## What you need to do:
Copy all of the material word for word, except for the pictures.

## Data excerpts:
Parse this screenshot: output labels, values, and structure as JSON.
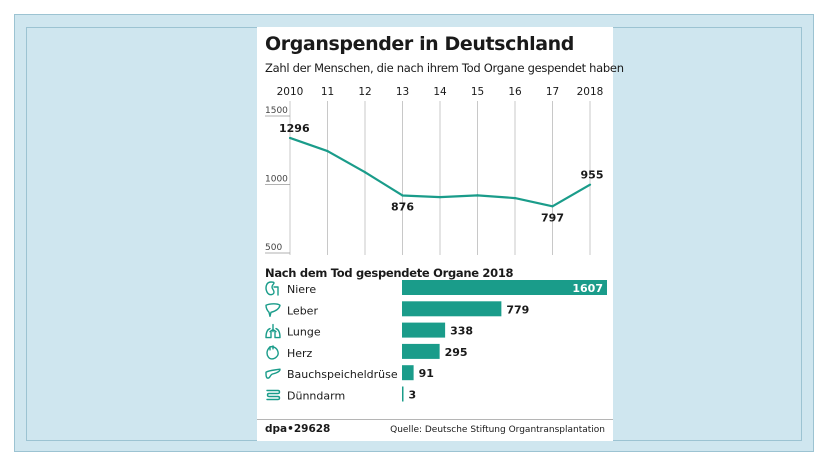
{
  "title": "Organspender in Deutschland",
  "subtitle": "Zahl der Menschen, die nach ihrem Tod Organe gespendet haben",
  "colors": {
    "accent": "#1a9c8a",
    "background": "#cfe6ef",
    "grid": "#c8c8c8"
  },
  "chart_data": [
    {
      "type": "line",
      "title": "Zahl der Menschen, die nach ihrem Tod Organe gespendet haben",
      "x_tick_labels": [
        "2010",
        "11",
        "12",
        "13",
        "14",
        "15",
        "16",
        "17",
        "2018"
      ],
      "x": [
        2010,
        2011,
        2012,
        2013,
        2014,
        2015,
        2016,
        2017,
        2018
      ],
      "values": [
        1296,
        1200,
        1046,
        876,
        864,
        877,
        857,
        797,
        955
      ],
      "data_labels": [
        {
          "index": 0,
          "text": "1296"
        },
        {
          "index": 3,
          "text": "876"
        },
        {
          "index": 7,
          "text": "797"
        },
        {
          "index": 8,
          "text": "955"
        }
      ],
      "y_ticks": [
        1500,
        1000,
        500
      ],
      "ylim": [
        500,
        1500
      ],
      "grid": "vertical"
    },
    {
      "type": "bar",
      "title": "Nach dem Tod gespendete Organe 2018",
      "categories": [
        "Niere",
        "Leber",
        "Lunge",
        "Herz",
        "Bauchspeicheldrüse",
        "Dünndarm"
      ],
      "icons": [
        "kidney-icon",
        "liver-icon",
        "lungs-icon",
        "heart-icon",
        "pancreas-icon",
        "intestine-icon"
      ],
      "values": [
        1607,
        779,
        338,
        295,
        91,
        3
      ],
      "value_labels": [
        "1607",
        "779",
        "338",
        "295",
        "91",
        "3"
      ]
    }
  ],
  "footer": {
    "source_id": "dpa•29628",
    "credit": "Quelle: Deutsche Stiftung Organtransplantation"
  }
}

## The result:
Parse this screenshot: output labels, values, and structure as JSON.
{
  "title": "Organspender in Deutschland",
  "subtitle": "Zahl der Menschen, die nach ihrem Tod Organe gespendet haben",
  "colors": {
    "accent": "#1a9c8a",
    "background": "#cfe6ef",
    "grid": "#c8c8c8"
  },
  "chart_data": [
    {
      "type": "line",
      "title": "Zahl der Menschen, die nach ihrem Tod Organe gespendet haben",
      "x_tick_labels": [
        "2010",
        "11",
        "12",
        "13",
        "14",
        "15",
        "16",
        "17",
        "2018"
      ],
      "x": [
        2010,
        2011,
        2012,
        2013,
        2014,
        2015,
        2016,
        2017,
        2018
      ],
      "values": [
        1296,
        1200,
        1046,
        876,
        864,
        877,
        857,
        797,
        955
      ],
      "data_labels": [
        {
          "index": 0,
          "text": "1296"
        },
        {
          "index": 3,
          "text": "876"
        },
        {
          "index": 7,
          "text": "797"
        },
        {
          "index": 8,
          "text": "955"
        }
      ],
      "y_ticks": [
        1500,
        1000,
        500
      ],
      "ylim": [
        500,
        1500
      ],
      "grid": "vertical"
    },
    {
      "type": "bar",
      "title": "Nach dem Tod gespendete Organe 2018",
      "categories": [
        "Niere",
        "Leber",
        "Lunge",
        "Herz",
        "Bauchspeicheldrüse",
        "Dünndarm"
      ],
      "icons": [
        "kidney-icon",
        "liver-icon",
        "lungs-icon",
        "heart-icon",
        "pancreas-icon",
        "intestine-icon"
      ],
      "values": [
        1607,
        779,
        338,
        295,
        91,
        3
      ],
      "value_labels": [
        "1607",
        "779",
        "338",
        "295",
        "91",
        "3"
      ]
    }
  ],
  "footer": {
    "source_id": "dpa•29628",
    "credit": "Quelle: Deutsche Stiftung Organtransplantation"
  }
}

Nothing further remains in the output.